(Entries taken from a collection)
[start]

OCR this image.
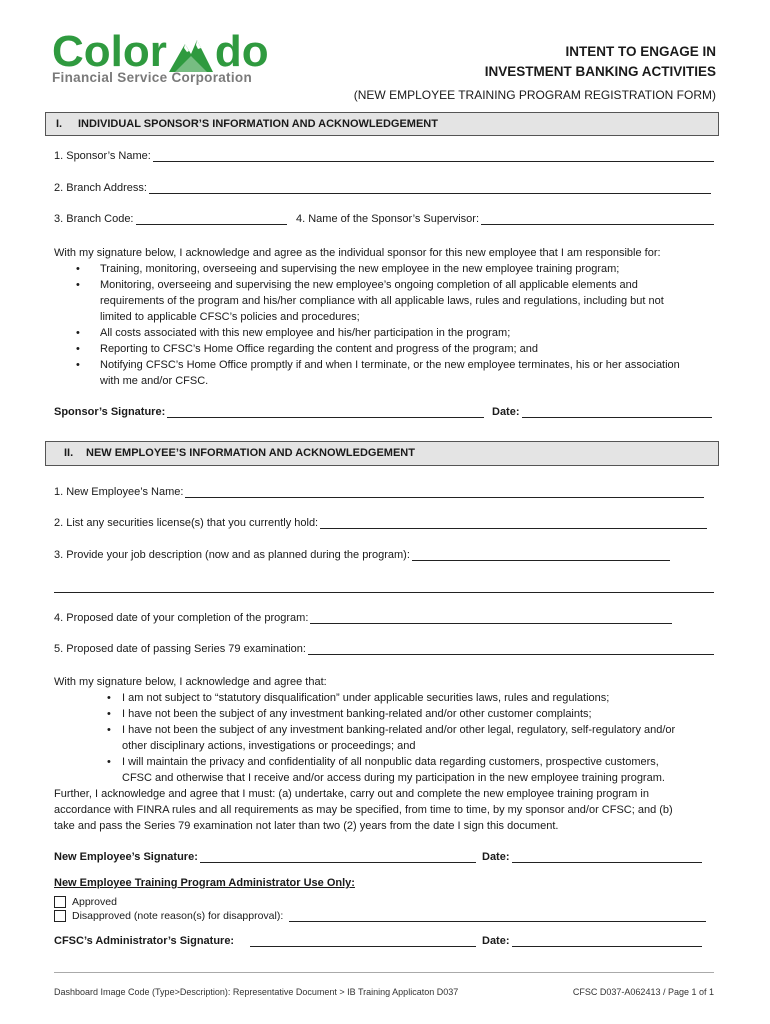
Color do
Financial Service Corporation
INTENT TO ENGAGE IN
INVESTMENT BANKING ACTIVITIES
(NEW EMPLOYEE TRAINING PROGRAM REGISTRATION FORM)
I. INDIVIDUAL SPONSOR’S INFORMATION AND ACKNOWLEDGEMENT
1. Sponsor’s Name:
2. Branch Address:
3. Branch Code:	4. Name of the Sponsor’s Supervisor:
With my signature below, I acknowledge and agree as the individual sponsor for this new employee that I am responsible for:
• Training, monitoring, overseeing and supervising the new employee in the new employee training program;
• Monitoring, overseeing and supervising the new employee’s ongoing completion of all applicable elements and
requirements of the program and his/her compliance with all applicable laws, rules and regulations, including but not
limited to applicable CFSC’s policies and procedures;
• All costs associated with this new employee and his/her participation in the program;
• Reporting to CFSC’s Home Office regarding the content and progress of the program; and
• Notifying CFSC’s Home Office promptly if and when I terminate, or the new employee terminates, his or her association
with me and/or CFSC.
Sponsor’s Signature:	Date:
II. NEW EMPLOYEE’S INFORMATION AND ACKNOWLEDGEMENT
1. New Employee’s Name:
2. List any securities license(s) that you currently hold:
3. Provide your job description (now and as planned during the program):
4. Proposed date of your completion of the program:
5. Proposed date of passing Series 79 examination:
With my signature below, I acknowledge and agree that:
• I am not subject to “statutory disqualification” under applicable securities laws, rules and regulations;
• I have not been the subject of any investment banking-related and/or other customer complaints;
• I have not been the subject of any investment banking-related and/or other legal, regulatory, self-regulatory and/or
other disciplinary actions, investigations or proceedings; and
• I will maintain the privacy and confidentiality of all nonpublic data regarding customers, prospective customers,
CFSC and otherwise that I receive and/or access during my participation in the new employee training program.
Further, I acknowledge and agree that I must: (a) undertake, carry out and complete the new employee training program in
accordance with FINRA rules and all requirements as may be specified, from time to time, by my sponsor and/or CFSC; and (b)
take and pass the Series 79 examination not later than two (2) years from the date I sign this document.
New Employee’s Signature:	Date:
New Employee Training Program Administrator Use Only:
Approved
Disapproved (note reason(s) for disapproval):
CFSC’s Administrator’s Signature:	Date:
Dashboard Image Code (Type>Description): Representative Document > IB Training Applicaton D037	CFSC D037-A062413 / Page 1 of 1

[end]

▸ Problem description: How many lines of the data contain the word "during"? Answer with the number alone.

▸ Answer to the exercise: 2